Set exercise 1: From the records, copy out the lines starting at the one that contains "362, 178, 390]" and ending at the one that contains "259, 148, 273]", keeping both of those lines.

Provided text:
== == ==
# Global G-4 and G-7?



## 84rhonda (Jun 19, 2001)

I was leafing through the Global brochures, and was wondering what is the difference between the Global G-4 (Oriental Cook) knife and the Global G-7 (Oriental DEBA). From what I was reading, and please correct me if I'm wrong, the G-4 is used as a "chef" knife whilst the DEBA is more of a "boning/cleaver style" knife. Both knives look the same to me, with the exception that the G-7 comes as a left handed model.

Also, for those that own Global knives, is there much difference between the G series and the dropped forged (GF) ones?


----------



## jim berman (Oct 28, 1999)

The G4 and G7 appear absolutely identical to me, as well. I did notice that the G7 comes with a left-sided bevel or right. 
There doesn't appear to be a price difference with the dropped forged variety, either. Have you handled any of these guys?
I wasn't completely comfortable with the 'airy' feel of the hollow handles. I guess it is a matter of personal preference. 
I found some decent info. on the Global line at:
Cutlery and More


----------



## brook (Oct 27, 1999)

When I had almost the identical question several years ago (unfortunately I forget the answer), the staff at professional cutlery direct (1-800-859-6994) were very helpful. If the person who answers the phone doesn't know the answer, they can put in contact with an in-house chef.


----------
== == ==
Rows:

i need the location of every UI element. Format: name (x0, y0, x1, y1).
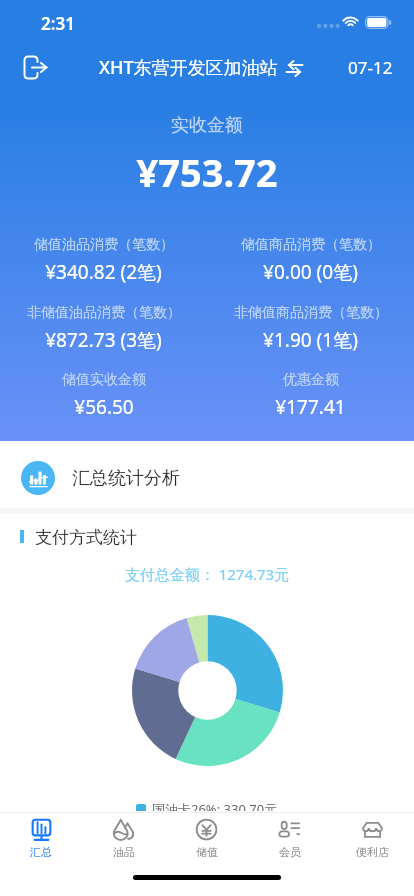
staticText: 会员 (279, 845, 301, 859)
staticText: 支付总金额： 1274.73元 (0, 564, 414, 584)
button[interactable]: 会员 (248, 813, 331, 864)
staticText: 油品 (113, 845, 135, 859)
button[interactable]: 储值 (165, 813, 248, 864)
staticText: 非储值商品消费（笔数） (234, 304, 388, 322)
button[interactable]: 切换油站 (283, 57, 305, 79)
button[interactable]: 汇总统计分析 (0, 441, 414, 508)
button[interactable]: 退出登录 (15, 47, 55, 87)
staticText: 便利店 (356, 845, 389, 859)
button[interactable]: 07-12 (348, 56, 393, 79)
button[interactable]: 汇总 (0, 813, 82, 864)
staticText: 储值实收金额 (62, 371, 146, 389)
staticText: 非储值油品消费（笔数） (27, 304, 181, 322)
staticText: 2:31 (41, 12, 75, 35)
staticText: 支付方式统计 (35, 527, 137, 545)
staticText: ¥177.41 (275, 394, 346, 420)
staticText: 汇总 (30, 845, 52, 859)
staticText: ¥872.73 (3笔) (45, 327, 162, 353)
staticText: 储值油品消费（笔数） (34, 236, 174, 254)
staticText: ¥0.00 (0笔) (263, 259, 358, 285)
staticText: 汇总统计分析 (72, 467, 180, 490)
button[interactable]: 油品 (82, 813, 165, 864)
staticText: 储值 (196, 845, 218, 859)
staticText: ¥1.90 (1笔) (263, 327, 358, 353)
staticText: XHT东营开发区加油站 (99, 55, 278, 80)
staticText: ¥753.72 (0, 146, 414, 198)
staticText: ¥340.82 (2笔) (45, 259, 162, 285)
staticText: ¥56.50 (74, 394, 134, 420)
staticText: 实收金额 (0, 114, 414, 137)
staticText: 储值商品消费（笔数） (241, 236, 381, 254)
button[interactable]: 便利店 (331, 813, 414, 864)
staticText: 国油卡26%: 330.70元 (152, 800, 278, 818)
staticText: 优惠金额 (283, 371, 339, 389)
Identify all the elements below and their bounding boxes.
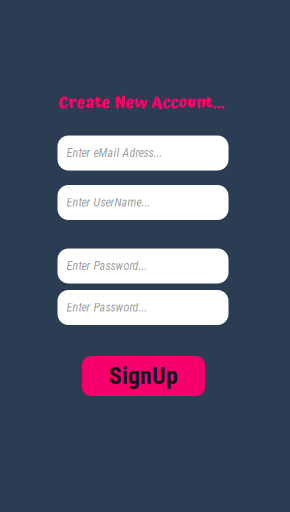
staticText: SignUp	[109, 362, 178, 390]
button[interactable]: SignUp	[82, 356, 205, 396]
button[interactable]: Enter Password...	[58, 290, 228, 325]
staticText: Create New Account...	[58, 90, 224, 116]
button[interactable]: Enter eMail Adress...	[58, 136, 228, 170]
staticText: Enter UserName...	[66, 196, 150, 210]
staticText: Enter Password...	[66, 259, 148, 273]
staticText: Enter eMail Adress...	[66, 146, 162, 160]
button[interactable]: Enter UserName...	[58, 185, 228, 220]
button[interactable]: Enter Password...	[58, 248, 228, 284]
staticText: Enter Password...	[66, 300, 148, 315]
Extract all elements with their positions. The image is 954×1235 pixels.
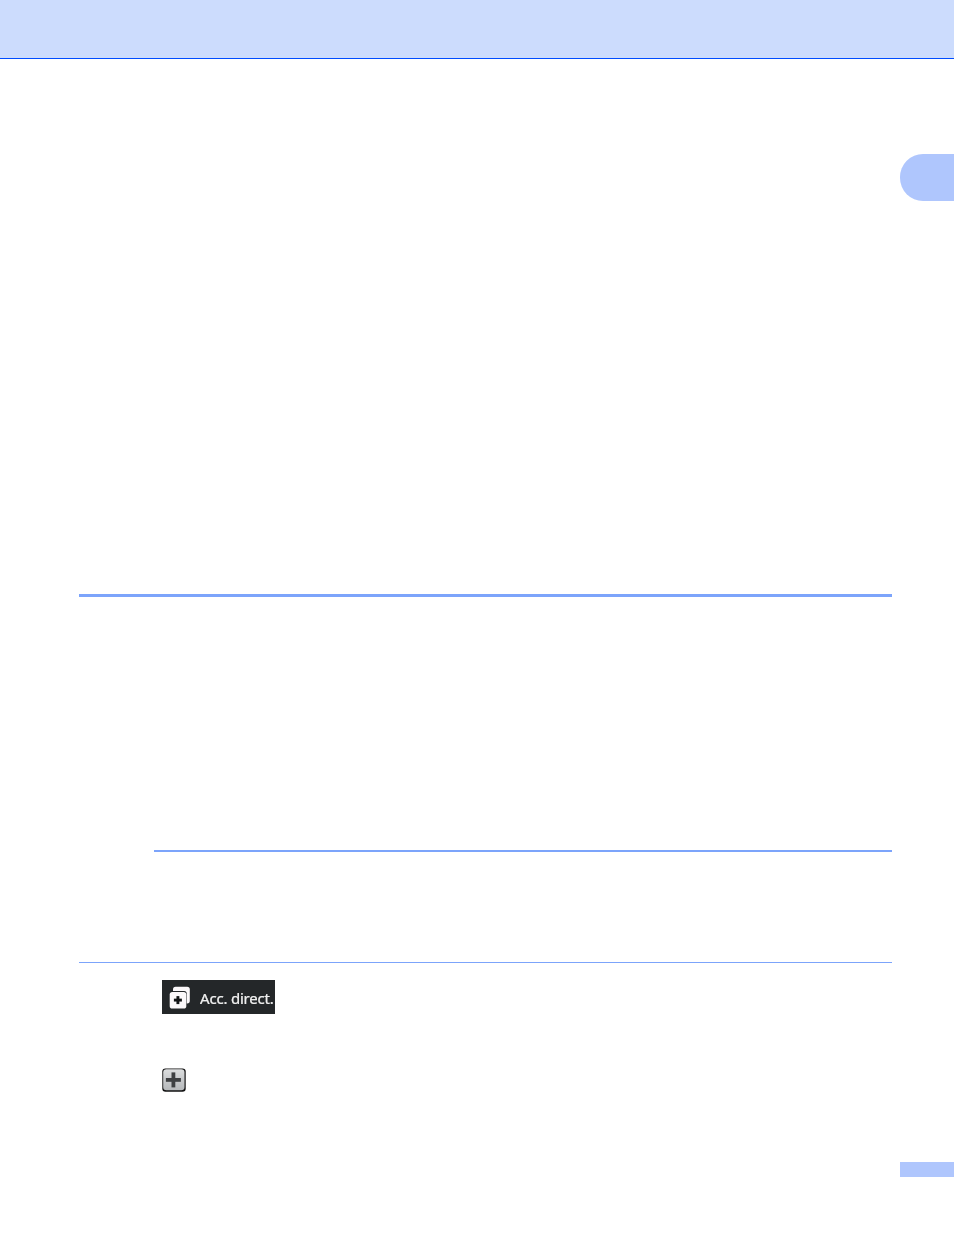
button[interactable]: Acc. direct. <box>162 980 275 1014</box>
staticText: Acc. direct. <box>200 988 274 1008</box>
button[interactable]: Add <box>162 1068 186 1092</box>
button[interactable]: Chapter tab <box>900 154 954 201</box>
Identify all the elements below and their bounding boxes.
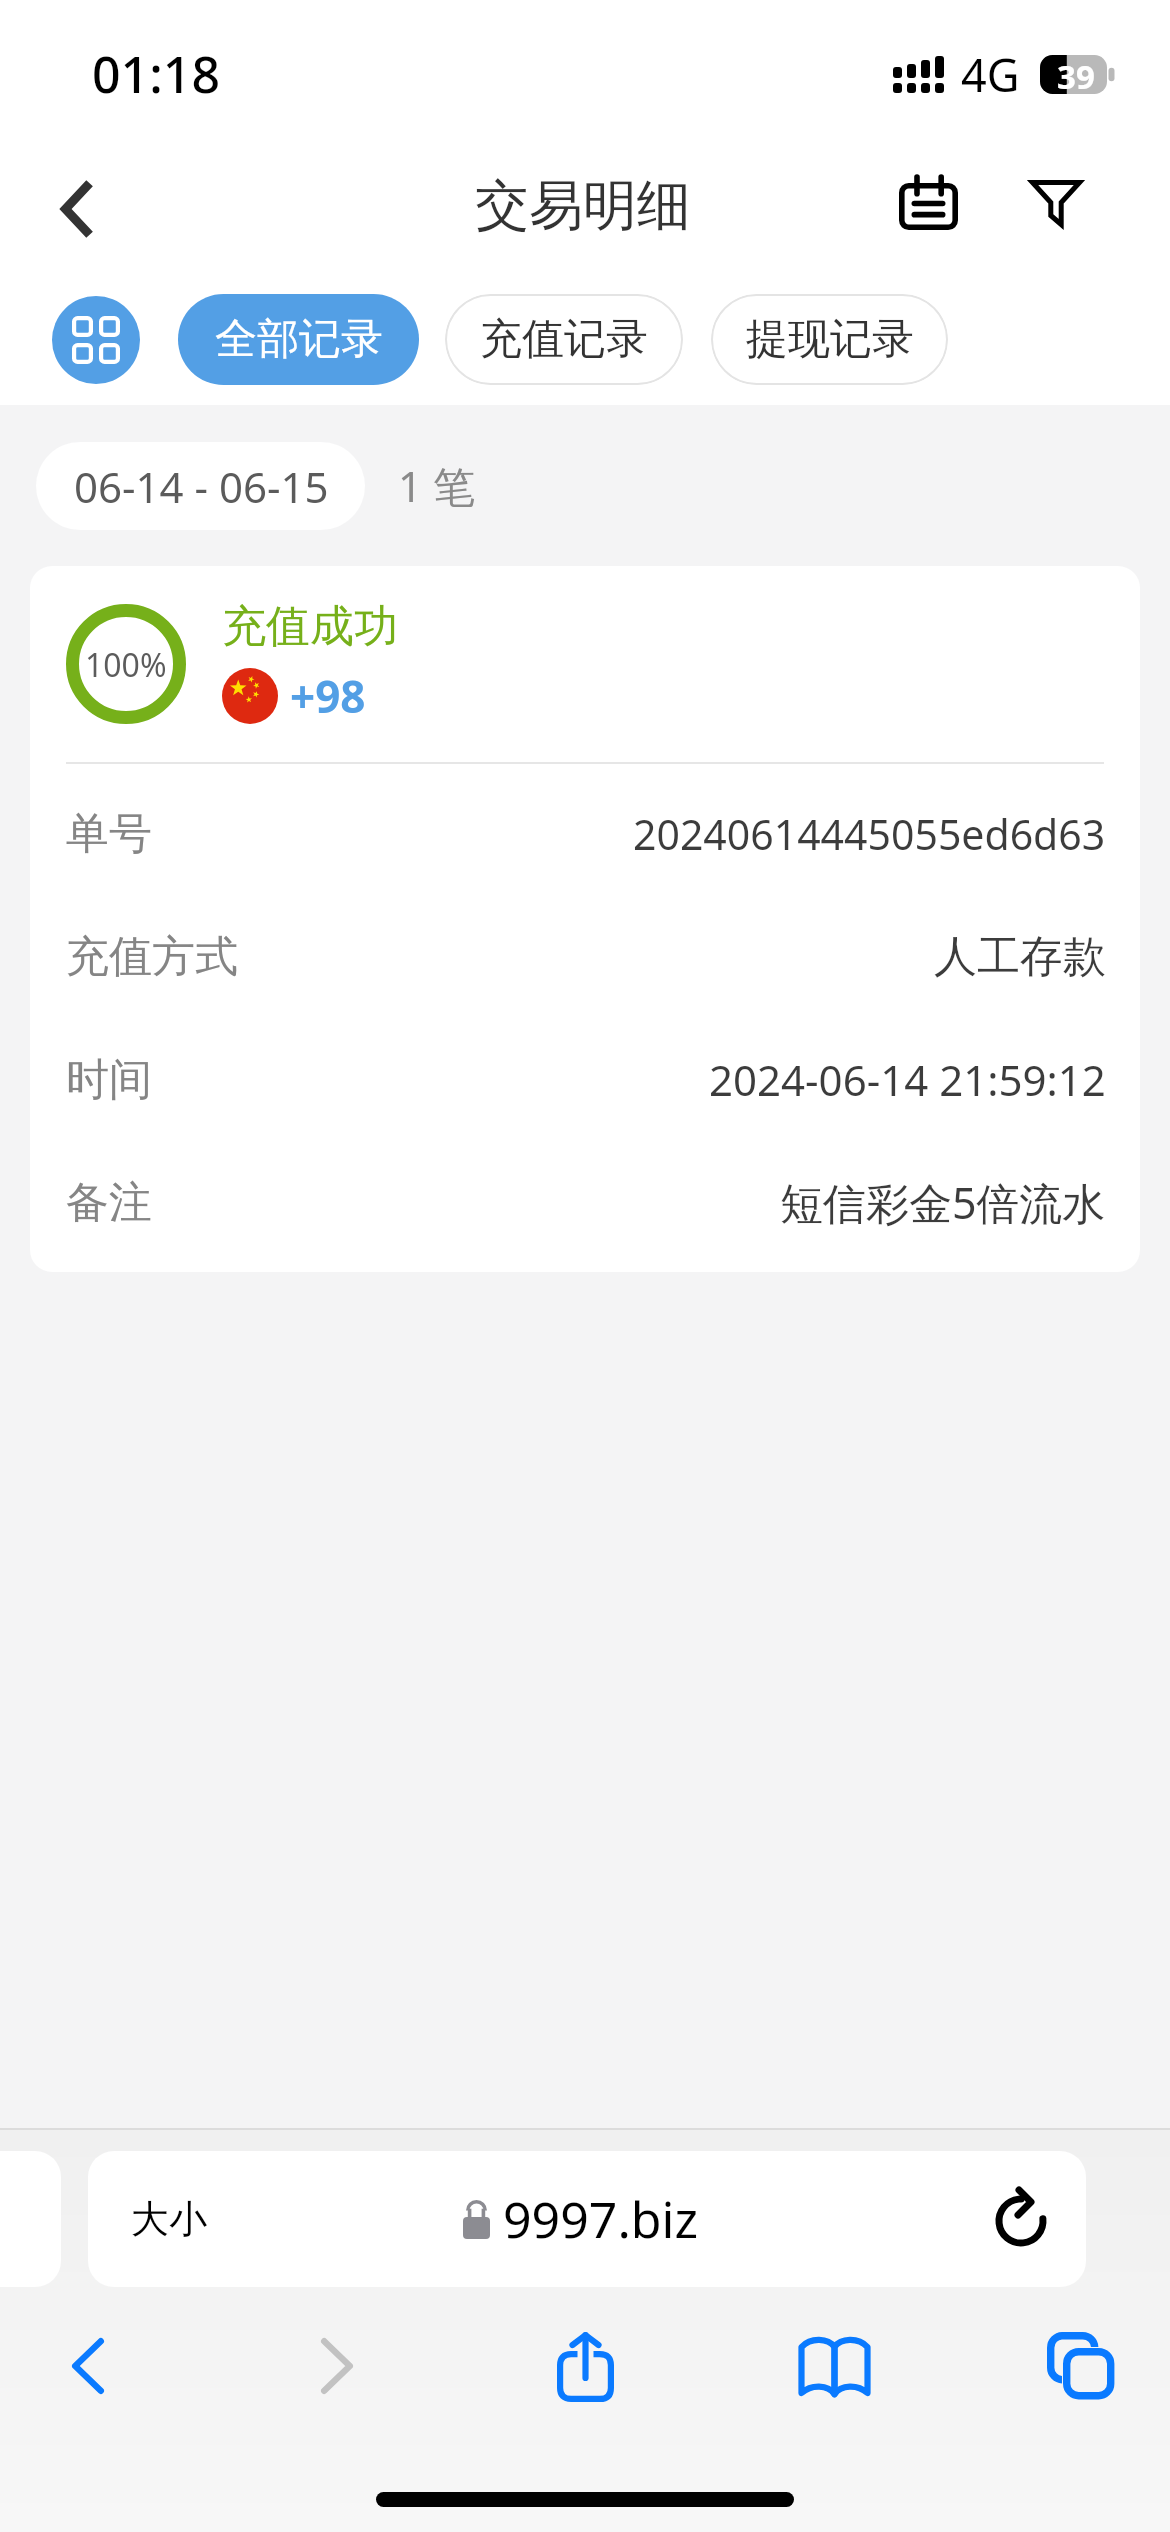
button[interactable]: Tabs: [1002, 2311, 1162, 2421]
button[interactable]: Back: [0, 133, 150, 273]
staticText: 2024-06-14 21:59:12: [709, 1051, 1106, 1108]
staticText: 提现记录: [746, 313, 914, 366]
staticText: 1 笔: [398, 457, 475, 514]
button[interactable]: 提现记录: [711, 294, 948, 385]
staticText: 39: [1057, 54, 1095, 93]
staticText: 时间: [66, 1053, 152, 1107]
button[interactable]: 全部记录: [178, 294, 419, 385]
staticText: 全部记录: [215, 313, 383, 366]
button[interactable]: Records: [866, 133, 990, 273]
button[interactable]: Share: [505, 2311, 665, 2421]
staticText: 单号: [66, 807, 152, 861]
button[interactable]: 06-14 - 06-15: [36, 442, 365, 530]
staticText: 充值记录: [480, 313, 648, 366]
staticText: 100%: [85, 643, 167, 687]
staticText: 大小: [131, 2195, 207, 2243]
staticText: 人工存款: [934, 930, 1106, 984]
staticText: 短信彩金5倍流水: [780, 1173, 1106, 1232]
staticText: 20240614445055ed6d63: [633, 806, 1106, 862]
button[interactable]: Forward: [257, 2311, 417, 2421]
button[interactable]: 100%: [30, 566, 1140, 1272]
staticText: 备注: [66, 1176, 152, 1230]
button[interactable]: Back: [8, 2311, 168, 2421]
button[interactable]: Filter: [990, 133, 1122, 273]
button[interactable]: All categories: [52, 296, 140, 384]
button[interactable]: 大小: [88, 2151, 1086, 2287]
staticText: 充值成功: [222, 599, 398, 654]
button[interactable]: Bookmarks: [754, 2311, 914, 2421]
staticText: 06-14 - 06-15: [74, 458, 329, 515]
staticText: +98: [290, 666, 366, 726]
staticText: 交易明细: [475, 172, 691, 240]
staticText: 4G: [961, 44, 1020, 105]
staticText: 01:18: [92, 40, 220, 108]
staticText: 充值方式: [66, 930, 238, 984]
button[interactable]: 充值记录: [445, 294, 683, 385]
staticText: 9997.biz: [503, 2185, 698, 2253]
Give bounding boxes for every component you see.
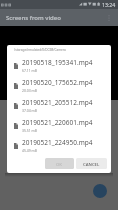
staticText: OK [56, 161, 63, 167]
button[interactable]: Add [93, 184, 107, 198]
button[interactable]: 20190521_205512.mp4 [7, 95, 111, 115]
staticText: /storage/emulated/0/DCIM/Camera [14, 48, 66, 52]
button[interactable]: CANCEL [76, 158, 107, 169]
button[interactable]: 20190521_224950.mp4 [7, 135, 111, 155]
button[interactable]: 20190518_195341.mp4 [7, 55, 111, 75]
staticText: 67.11 mB [22, 68, 37, 73]
button[interactable]: 20190521_220601.mp4 [7, 115, 111, 135]
staticText: 37.04 mB [22, 108, 37, 113]
staticText: Screens from video [6, 14, 61, 22]
staticText: 20190521_205512.mp4 [22, 98, 93, 107]
button[interactable]: 20190520_175652.mp4 [7, 75, 111, 95]
staticText: 13:24 [102, 1, 116, 8]
button[interactable]: OK [45, 158, 74, 169]
staticText: 20.03 mB [22, 88, 37, 93]
staticText: 20190518_195341.mp4 [22, 58, 93, 67]
staticText: 20190521_224950.mp4 [22, 138, 93, 147]
staticText: 35.51 mB [22, 128, 37, 133]
staticText: 20190520_175652.mp4 [22, 78, 93, 87]
staticText: CANCEL [83, 161, 100, 167]
staticText: 20190521_220601.mp4 [22, 118, 93, 127]
staticText: 45.49 mB [22, 148, 37, 153]
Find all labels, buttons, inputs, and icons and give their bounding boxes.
== == ==
Set exercise 2: Based on the forum thread about the Global G-4 and G-7 knives, decide whether each statement agrees with it: (a) The G-7 is offered as a left-handed model. (b) jim berman found the hollow handles fully comfortable. (c) brook still remembers the answer received years ago. Answer yes or no for each and quote the words that decide it.

Worked answer 1:
staticText: SignUp	[109, 362, 178, 390]
button[interactable]: SignUp	[82, 356, 205, 396]
button[interactable]: Enter Password...	[58, 290, 228, 325]
staticText: Create New Account...	[58, 90, 224, 116]
button[interactable]: Enter eMail Adress...	[58, 136, 228, 170]
staticText: Enter UserName...	[66, 196, 150, 210]
staticText: Enter Password...	[66, 259, 148, 273]

Worked answer 2:
(a) Yes: "with the exception that the G-7 comes as a left handed model."
(b) No: "I wasn't completely comfortable with the 'airy' feel of the hollow handles."
(c) No: "unfortunately I forget the answer"